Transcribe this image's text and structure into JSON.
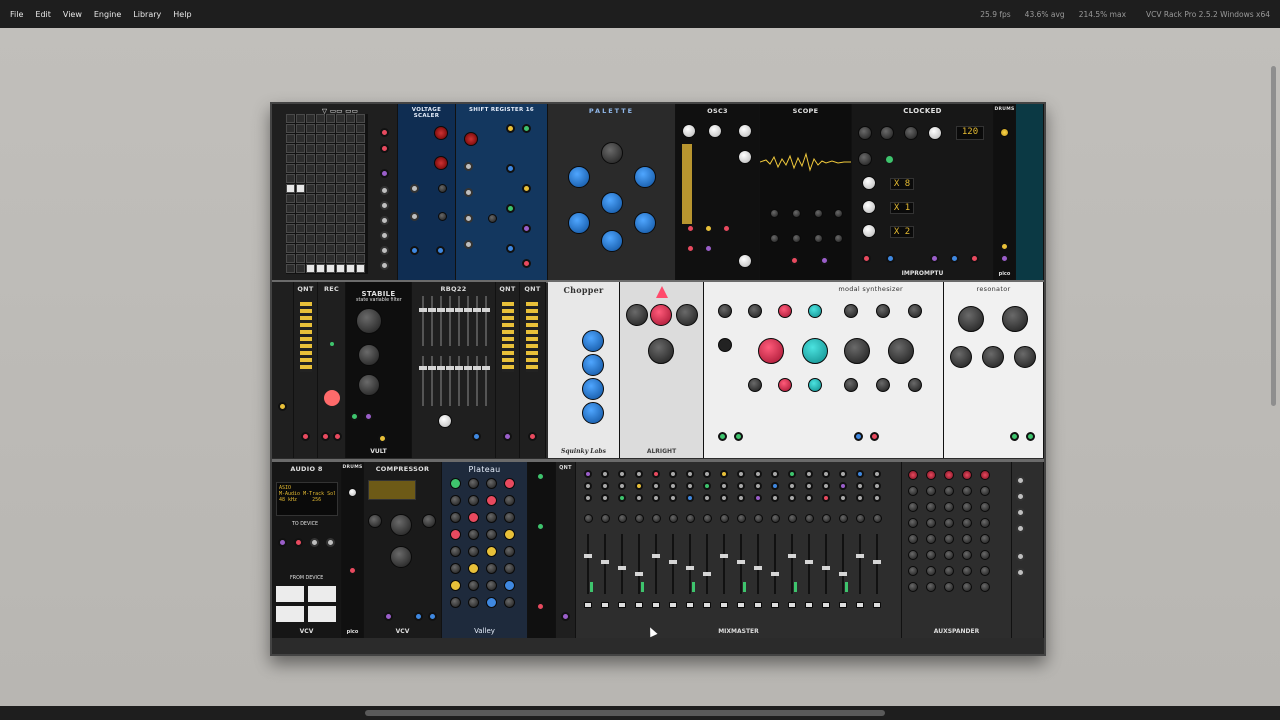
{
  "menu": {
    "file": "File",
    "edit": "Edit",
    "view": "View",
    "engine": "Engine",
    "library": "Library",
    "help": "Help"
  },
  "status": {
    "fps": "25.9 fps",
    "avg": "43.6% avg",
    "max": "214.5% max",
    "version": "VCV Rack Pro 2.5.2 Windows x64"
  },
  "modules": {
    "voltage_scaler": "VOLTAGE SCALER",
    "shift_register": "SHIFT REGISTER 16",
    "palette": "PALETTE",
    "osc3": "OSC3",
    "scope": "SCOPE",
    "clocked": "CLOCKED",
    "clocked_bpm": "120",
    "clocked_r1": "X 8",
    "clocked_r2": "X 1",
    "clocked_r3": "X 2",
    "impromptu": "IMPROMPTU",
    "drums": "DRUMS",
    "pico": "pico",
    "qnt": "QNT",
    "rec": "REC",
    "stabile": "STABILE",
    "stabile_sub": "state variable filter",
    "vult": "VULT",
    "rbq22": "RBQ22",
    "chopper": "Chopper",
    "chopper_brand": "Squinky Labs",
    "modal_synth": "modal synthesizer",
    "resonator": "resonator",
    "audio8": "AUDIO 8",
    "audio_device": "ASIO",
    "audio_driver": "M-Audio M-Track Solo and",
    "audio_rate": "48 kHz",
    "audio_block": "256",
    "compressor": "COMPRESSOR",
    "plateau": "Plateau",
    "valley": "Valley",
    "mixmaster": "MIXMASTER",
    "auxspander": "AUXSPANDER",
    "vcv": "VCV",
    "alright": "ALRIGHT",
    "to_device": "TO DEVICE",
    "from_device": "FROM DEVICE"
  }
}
┄┄┄┄┄┄┄┄┄┄
▶ [Short exercise]: Set down the complete material exactly, but do not include the images.

▶ [Answer to this exercise]:
Transcribe this image's text and structure into JSON.
{
  "menu": {
    "file": "File",
    "edit": "Edit",
    "view": "View",
    "engine": "Engine",
    "library": "Library",
    "help": "Help"
  },
  "status": {
    "fps": "25.9 fps",
    "avg": "43.6% avg",
    "max": "214.5% max",
    "version": "VCV Rack Pro 2.5.2 Windows x64"
  },
  "modules": {
    "voltage_scaler": "VOLTAGE SCALER",
    "shift_register": "SHIFT REGISTER 16",
    "palette": "PALETTE",
    "osc3": "OSC3",
    "scope": "SCOPE",
    "clocked": "CLOCKED",
    "clocked_bpm": "120",
    "clocked_r1": "X 8",
    "clocked_r2": "X 1",
    "clocked_r3": "X 2",
    "impromptu": "IMPROMPTU",
    "drums": "DRUMS",
    "pico": "pico",
    "qnt": "QNT",
    "rec": "REC",
    "stabile": "STABILE",
    "stabile_sub": "state variable filter",
    "vult": "VULT",
    "rbq22": "RBQ22",
    "chopper": "Chopper",
    "chopper_brand": "Squinky Labs",
    "modal_synth": "modal synthesizer",
    "resonator": "resonator",
    "audio8": "AUDIO 8",
    "audio_device": "ASIO",
    "audio_driver": "M-Audio M-Track Solo and",
    "audio_rate": "48 kHz",
    "audio_block": "256",
    "compressor": "COMPRESSOR",
    "plateau": "Plateau",
    "valley": "Valley",
    "mixmaster": "MIXMASTER",
    "auxspander": "AUXSPANDER",
    "vcv": "VCV",
    "alright": "ALRIGHT",
    "to_device": "TO DEVICE",
    "from_device": "FROM DEVICE"
  }
}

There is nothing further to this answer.